Filter the listing and keep only the lines with the word "Validação".

--- THE INPUT ---

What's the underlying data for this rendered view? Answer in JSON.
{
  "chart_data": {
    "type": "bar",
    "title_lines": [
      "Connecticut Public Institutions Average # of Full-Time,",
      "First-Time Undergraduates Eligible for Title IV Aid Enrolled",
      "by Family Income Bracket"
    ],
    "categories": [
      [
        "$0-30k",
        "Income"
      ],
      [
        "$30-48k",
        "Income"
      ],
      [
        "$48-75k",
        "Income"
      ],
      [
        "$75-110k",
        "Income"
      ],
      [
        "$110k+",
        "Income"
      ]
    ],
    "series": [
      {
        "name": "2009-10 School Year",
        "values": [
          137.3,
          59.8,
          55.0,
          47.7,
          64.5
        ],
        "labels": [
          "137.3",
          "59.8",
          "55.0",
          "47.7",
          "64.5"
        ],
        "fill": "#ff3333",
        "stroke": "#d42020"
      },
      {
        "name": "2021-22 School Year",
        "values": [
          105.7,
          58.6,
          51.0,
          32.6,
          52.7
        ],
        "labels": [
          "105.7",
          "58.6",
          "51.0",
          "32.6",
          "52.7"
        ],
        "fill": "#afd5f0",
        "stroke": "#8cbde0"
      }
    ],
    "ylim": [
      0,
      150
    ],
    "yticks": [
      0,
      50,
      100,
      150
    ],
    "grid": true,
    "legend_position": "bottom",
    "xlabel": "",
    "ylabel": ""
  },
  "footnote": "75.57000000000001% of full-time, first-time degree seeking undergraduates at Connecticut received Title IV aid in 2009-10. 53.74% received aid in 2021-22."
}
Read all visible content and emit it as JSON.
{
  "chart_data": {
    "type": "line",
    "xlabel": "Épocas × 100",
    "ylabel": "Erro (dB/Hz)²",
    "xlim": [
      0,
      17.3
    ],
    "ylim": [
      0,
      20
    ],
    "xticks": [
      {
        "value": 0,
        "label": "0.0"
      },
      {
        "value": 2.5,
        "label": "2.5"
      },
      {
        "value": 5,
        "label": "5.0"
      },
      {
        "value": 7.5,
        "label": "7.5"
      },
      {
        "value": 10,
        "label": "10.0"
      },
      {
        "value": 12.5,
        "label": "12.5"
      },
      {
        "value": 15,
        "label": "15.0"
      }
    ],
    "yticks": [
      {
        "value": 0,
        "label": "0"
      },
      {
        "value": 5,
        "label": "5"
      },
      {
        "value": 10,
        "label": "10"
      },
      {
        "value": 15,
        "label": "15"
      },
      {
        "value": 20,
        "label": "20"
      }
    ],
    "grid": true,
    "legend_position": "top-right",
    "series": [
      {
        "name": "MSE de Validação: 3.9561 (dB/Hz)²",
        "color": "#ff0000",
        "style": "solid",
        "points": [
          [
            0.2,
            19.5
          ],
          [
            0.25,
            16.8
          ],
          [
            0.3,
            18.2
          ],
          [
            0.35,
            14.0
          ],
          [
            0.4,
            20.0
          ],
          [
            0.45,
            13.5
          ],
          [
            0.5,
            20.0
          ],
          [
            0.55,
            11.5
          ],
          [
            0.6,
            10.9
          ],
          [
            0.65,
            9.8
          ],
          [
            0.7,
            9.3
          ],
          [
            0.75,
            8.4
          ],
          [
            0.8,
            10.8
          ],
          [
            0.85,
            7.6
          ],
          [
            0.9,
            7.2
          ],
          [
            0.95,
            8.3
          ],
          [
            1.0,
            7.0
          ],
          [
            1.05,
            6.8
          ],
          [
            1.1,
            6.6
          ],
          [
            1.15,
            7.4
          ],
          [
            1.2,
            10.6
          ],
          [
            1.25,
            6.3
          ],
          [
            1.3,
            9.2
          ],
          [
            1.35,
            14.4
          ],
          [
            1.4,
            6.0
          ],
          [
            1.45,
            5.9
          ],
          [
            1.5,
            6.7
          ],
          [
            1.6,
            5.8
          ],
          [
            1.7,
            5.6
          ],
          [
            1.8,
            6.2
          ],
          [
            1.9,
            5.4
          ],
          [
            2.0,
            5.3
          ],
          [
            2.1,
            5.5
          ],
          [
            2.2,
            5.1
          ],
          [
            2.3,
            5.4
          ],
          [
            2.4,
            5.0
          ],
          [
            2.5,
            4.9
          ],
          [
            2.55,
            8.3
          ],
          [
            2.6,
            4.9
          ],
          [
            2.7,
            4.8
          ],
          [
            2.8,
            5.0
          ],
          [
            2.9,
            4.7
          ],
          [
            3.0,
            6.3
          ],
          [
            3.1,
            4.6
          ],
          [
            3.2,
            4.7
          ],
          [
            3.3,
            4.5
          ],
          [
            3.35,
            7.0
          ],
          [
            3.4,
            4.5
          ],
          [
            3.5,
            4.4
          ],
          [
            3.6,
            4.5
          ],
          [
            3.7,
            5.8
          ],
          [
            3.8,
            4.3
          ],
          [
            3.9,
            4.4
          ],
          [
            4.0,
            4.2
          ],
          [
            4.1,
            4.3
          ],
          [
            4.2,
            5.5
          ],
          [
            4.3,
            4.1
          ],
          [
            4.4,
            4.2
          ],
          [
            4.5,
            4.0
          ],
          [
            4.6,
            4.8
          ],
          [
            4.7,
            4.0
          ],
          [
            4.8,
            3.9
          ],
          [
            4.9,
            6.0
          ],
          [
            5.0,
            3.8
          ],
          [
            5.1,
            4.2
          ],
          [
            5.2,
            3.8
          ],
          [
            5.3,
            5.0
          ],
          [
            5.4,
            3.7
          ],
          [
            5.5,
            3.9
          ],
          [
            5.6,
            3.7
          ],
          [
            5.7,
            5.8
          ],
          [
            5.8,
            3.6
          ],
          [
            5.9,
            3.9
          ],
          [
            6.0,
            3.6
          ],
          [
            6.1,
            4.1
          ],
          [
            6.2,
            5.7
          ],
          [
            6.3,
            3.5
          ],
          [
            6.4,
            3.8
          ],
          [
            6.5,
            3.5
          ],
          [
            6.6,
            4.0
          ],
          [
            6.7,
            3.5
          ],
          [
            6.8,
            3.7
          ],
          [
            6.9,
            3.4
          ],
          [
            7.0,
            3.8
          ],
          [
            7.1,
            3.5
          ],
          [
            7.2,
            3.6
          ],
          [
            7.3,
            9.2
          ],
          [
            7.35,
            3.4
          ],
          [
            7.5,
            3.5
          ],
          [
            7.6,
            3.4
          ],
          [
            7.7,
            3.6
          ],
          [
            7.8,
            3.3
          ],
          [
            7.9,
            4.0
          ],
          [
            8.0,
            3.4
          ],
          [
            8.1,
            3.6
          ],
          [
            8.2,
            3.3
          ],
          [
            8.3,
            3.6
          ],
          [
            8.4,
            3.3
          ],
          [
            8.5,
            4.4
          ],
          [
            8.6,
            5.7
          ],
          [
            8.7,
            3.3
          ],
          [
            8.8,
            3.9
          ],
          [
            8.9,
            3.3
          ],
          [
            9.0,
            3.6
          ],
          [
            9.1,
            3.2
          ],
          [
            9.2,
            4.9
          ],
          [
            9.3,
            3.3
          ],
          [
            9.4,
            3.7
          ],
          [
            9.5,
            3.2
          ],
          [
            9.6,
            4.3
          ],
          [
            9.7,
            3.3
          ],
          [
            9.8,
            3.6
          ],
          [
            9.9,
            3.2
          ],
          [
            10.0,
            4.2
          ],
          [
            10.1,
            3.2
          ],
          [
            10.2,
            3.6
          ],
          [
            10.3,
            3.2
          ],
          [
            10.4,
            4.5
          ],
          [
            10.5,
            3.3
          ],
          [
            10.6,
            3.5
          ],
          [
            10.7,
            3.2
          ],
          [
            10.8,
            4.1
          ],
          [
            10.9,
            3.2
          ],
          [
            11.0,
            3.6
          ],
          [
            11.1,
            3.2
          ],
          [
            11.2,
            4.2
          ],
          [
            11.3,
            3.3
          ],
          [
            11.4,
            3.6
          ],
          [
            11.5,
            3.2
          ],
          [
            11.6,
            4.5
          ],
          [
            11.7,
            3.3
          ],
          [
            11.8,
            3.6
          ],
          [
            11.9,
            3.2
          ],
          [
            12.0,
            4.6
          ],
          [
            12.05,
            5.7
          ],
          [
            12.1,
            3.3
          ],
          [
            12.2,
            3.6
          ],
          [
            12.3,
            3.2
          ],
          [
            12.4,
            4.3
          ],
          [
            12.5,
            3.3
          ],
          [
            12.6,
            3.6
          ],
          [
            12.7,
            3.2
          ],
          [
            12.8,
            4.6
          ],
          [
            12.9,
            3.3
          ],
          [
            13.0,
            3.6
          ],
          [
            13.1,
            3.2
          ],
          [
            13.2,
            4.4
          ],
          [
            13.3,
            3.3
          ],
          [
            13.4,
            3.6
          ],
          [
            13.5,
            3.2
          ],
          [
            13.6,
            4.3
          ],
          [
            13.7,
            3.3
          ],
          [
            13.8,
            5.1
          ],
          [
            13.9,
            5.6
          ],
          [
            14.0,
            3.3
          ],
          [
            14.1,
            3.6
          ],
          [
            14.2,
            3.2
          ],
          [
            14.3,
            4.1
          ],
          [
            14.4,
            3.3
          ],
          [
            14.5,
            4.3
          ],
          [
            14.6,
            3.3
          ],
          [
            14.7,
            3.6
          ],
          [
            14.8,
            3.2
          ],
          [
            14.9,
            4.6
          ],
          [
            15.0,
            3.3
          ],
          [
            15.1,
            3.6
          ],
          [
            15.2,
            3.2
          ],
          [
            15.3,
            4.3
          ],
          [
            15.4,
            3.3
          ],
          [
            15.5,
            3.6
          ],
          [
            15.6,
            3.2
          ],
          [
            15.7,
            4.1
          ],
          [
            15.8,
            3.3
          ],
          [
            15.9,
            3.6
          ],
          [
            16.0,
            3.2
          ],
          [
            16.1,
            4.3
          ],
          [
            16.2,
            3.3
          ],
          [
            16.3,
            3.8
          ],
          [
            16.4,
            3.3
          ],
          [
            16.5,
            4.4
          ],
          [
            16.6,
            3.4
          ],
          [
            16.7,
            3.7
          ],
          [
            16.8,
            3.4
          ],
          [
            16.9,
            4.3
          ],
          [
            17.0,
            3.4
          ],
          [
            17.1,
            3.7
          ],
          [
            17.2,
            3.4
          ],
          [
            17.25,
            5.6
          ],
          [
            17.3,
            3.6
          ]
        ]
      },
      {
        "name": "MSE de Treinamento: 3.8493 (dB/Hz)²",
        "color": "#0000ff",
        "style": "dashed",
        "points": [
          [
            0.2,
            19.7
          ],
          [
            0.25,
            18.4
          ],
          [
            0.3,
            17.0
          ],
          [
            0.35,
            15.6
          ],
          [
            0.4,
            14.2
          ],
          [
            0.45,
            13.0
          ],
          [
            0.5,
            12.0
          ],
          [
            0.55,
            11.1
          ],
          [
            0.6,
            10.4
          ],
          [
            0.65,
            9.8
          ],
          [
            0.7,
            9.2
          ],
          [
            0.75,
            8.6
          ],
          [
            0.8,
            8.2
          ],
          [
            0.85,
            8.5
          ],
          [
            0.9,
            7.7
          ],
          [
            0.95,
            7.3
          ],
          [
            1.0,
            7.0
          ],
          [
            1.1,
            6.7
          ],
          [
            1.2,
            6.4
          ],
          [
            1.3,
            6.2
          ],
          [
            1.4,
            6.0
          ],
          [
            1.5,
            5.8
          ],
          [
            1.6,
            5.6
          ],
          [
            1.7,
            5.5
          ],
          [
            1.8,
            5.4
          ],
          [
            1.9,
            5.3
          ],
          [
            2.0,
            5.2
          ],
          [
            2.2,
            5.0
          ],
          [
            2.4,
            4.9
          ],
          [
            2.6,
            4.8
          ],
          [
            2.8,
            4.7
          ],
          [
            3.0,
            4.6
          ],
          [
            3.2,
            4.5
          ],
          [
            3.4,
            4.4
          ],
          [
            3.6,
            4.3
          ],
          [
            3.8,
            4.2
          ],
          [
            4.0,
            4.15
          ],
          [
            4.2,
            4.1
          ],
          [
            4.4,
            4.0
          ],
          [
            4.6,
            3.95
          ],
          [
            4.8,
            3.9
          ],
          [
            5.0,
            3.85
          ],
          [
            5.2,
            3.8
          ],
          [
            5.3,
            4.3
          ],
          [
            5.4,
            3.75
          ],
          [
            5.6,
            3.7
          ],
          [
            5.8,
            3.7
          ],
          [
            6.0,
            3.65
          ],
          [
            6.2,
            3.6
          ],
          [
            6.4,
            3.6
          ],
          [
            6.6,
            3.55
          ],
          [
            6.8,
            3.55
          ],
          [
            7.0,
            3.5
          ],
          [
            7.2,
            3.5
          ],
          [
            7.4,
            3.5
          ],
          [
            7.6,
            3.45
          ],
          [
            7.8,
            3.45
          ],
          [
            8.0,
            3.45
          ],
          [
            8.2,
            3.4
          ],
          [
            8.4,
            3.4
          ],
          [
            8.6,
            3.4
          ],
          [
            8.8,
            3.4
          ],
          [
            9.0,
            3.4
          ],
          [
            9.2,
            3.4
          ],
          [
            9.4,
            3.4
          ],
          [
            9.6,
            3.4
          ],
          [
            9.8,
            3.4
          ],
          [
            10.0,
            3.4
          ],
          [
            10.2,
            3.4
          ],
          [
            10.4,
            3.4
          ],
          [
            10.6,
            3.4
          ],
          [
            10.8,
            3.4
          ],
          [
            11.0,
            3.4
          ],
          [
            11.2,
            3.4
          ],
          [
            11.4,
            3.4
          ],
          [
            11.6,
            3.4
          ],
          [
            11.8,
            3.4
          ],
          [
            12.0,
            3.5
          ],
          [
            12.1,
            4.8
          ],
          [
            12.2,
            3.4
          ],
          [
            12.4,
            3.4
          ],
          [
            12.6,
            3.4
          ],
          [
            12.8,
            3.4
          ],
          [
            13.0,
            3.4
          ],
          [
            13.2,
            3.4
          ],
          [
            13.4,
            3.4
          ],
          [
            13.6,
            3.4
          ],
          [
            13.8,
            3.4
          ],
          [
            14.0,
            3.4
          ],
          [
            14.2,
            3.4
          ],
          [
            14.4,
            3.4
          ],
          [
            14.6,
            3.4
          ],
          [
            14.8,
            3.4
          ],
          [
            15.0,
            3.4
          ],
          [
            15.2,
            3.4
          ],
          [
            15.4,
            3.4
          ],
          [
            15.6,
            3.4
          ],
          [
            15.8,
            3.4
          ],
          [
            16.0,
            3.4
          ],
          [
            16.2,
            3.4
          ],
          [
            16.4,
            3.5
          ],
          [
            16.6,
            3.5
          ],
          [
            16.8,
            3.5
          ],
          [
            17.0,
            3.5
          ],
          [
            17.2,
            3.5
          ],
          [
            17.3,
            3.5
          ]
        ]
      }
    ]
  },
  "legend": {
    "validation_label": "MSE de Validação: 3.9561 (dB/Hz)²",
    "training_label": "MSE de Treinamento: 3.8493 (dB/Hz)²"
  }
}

---

SOLUTION FOR THIS TASK:
        "name": "MSE de Validação: 3.9561 (dB/Hz)²",
    "validation_label": "MSE de Validação: 3.9561 (dB/Hz)²",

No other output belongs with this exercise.